● **Aim of the task**
The entries that follow must be written out exactly, without any of the pictures they contain.

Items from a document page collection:
[Start of section]

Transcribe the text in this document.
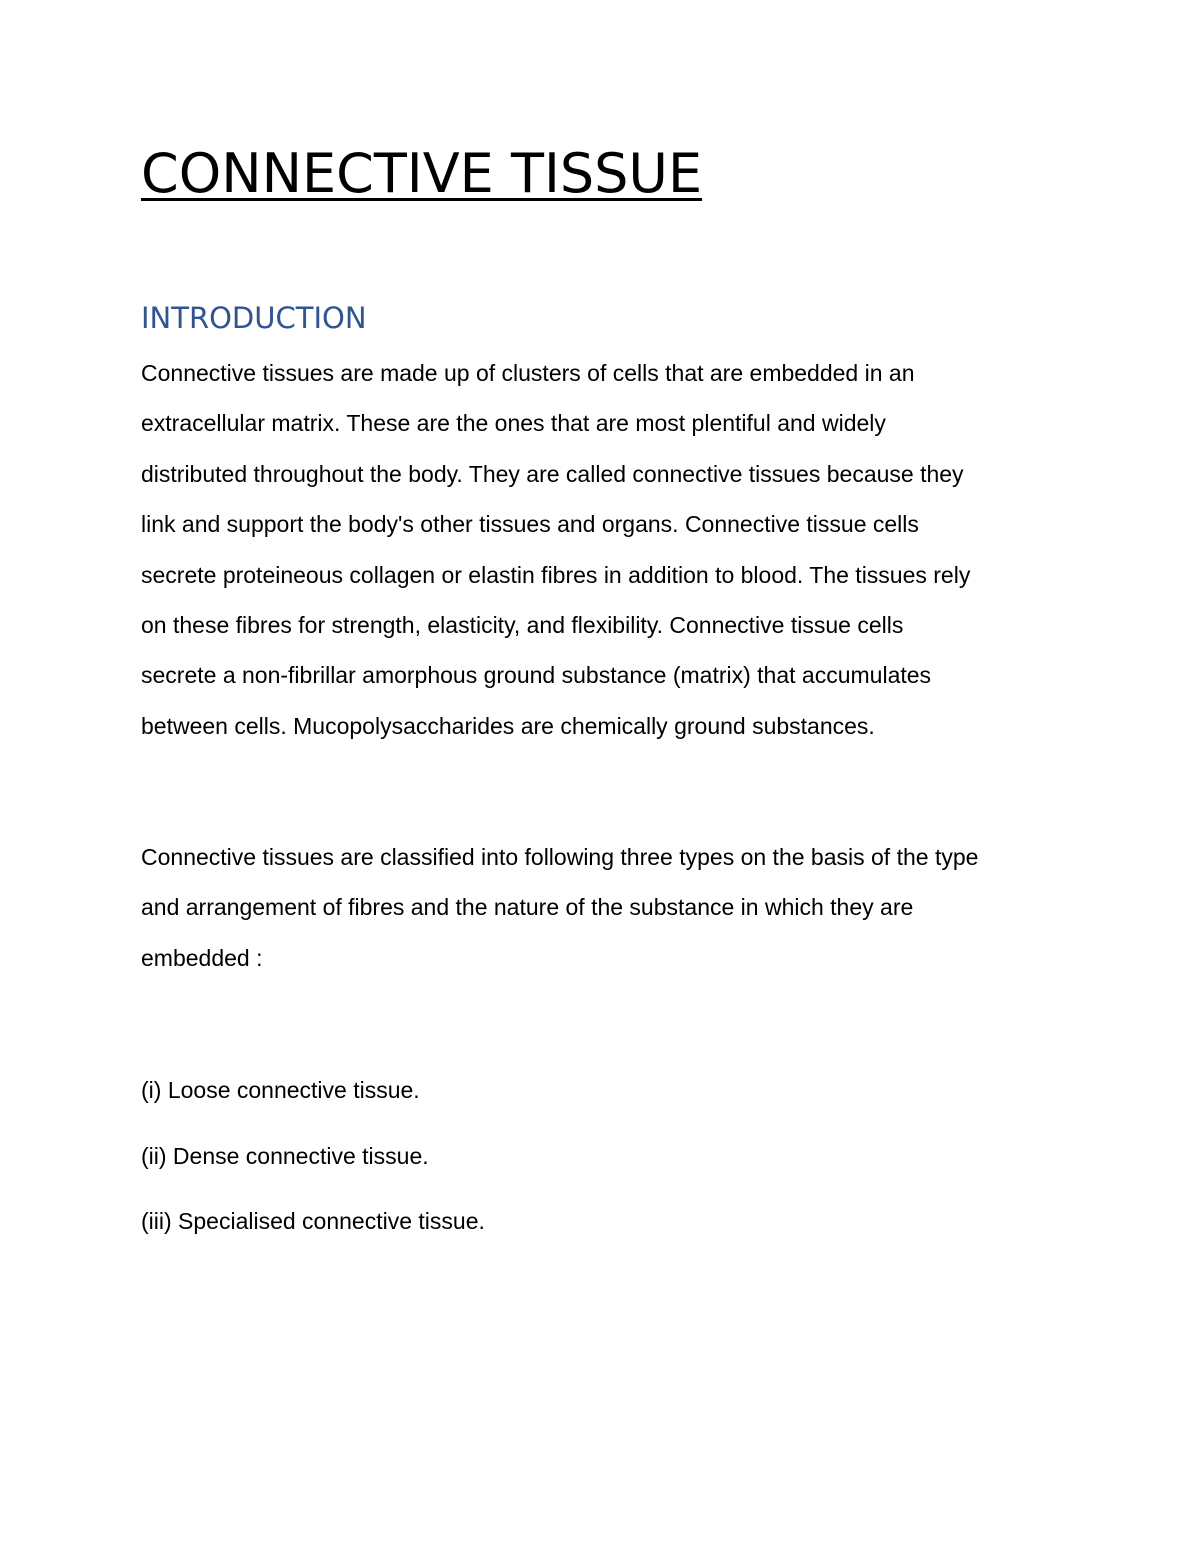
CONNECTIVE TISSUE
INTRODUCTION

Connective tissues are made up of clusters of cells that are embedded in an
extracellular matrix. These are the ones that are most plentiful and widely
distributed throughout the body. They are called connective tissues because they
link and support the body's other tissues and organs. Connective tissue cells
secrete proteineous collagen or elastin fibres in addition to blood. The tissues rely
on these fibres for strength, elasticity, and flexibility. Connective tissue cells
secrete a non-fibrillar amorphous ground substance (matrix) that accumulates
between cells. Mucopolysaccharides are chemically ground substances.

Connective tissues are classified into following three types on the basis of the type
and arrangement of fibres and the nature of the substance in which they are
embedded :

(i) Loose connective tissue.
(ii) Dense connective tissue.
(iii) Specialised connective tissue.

[End of section]

● **Written response**
Transcribe the text in this document.
CONNECTIVE TISSUE
INTRODUCTION

Connective tissues are made up of clusters of cells that are embedded in an
extracellular matrix. These are the ones that are most plentiful and widely
distributed throughout the body. They are called connective tissues because they
link and support the body's other tissues and organs. Connective tissue cells
secrete proteineous collagen or elastin fibres in addition to blood. The tissues rely
on these fibres for strength, elasticity, and flexibility. Connective tissue cells
secrete a non-fibrillar amorphous ground substance (matrix) that accumulates
between cells. Mucopolysaccharides are chemically ground substances.

Connective tissues are classified into following three types on the basis of the type
and arrangement of fibres and the nature of the substance in which they are
embedded :

(i) Loose connective tissue.
(ii) Dense connective tissue.
(iii) Specialised connective tissue.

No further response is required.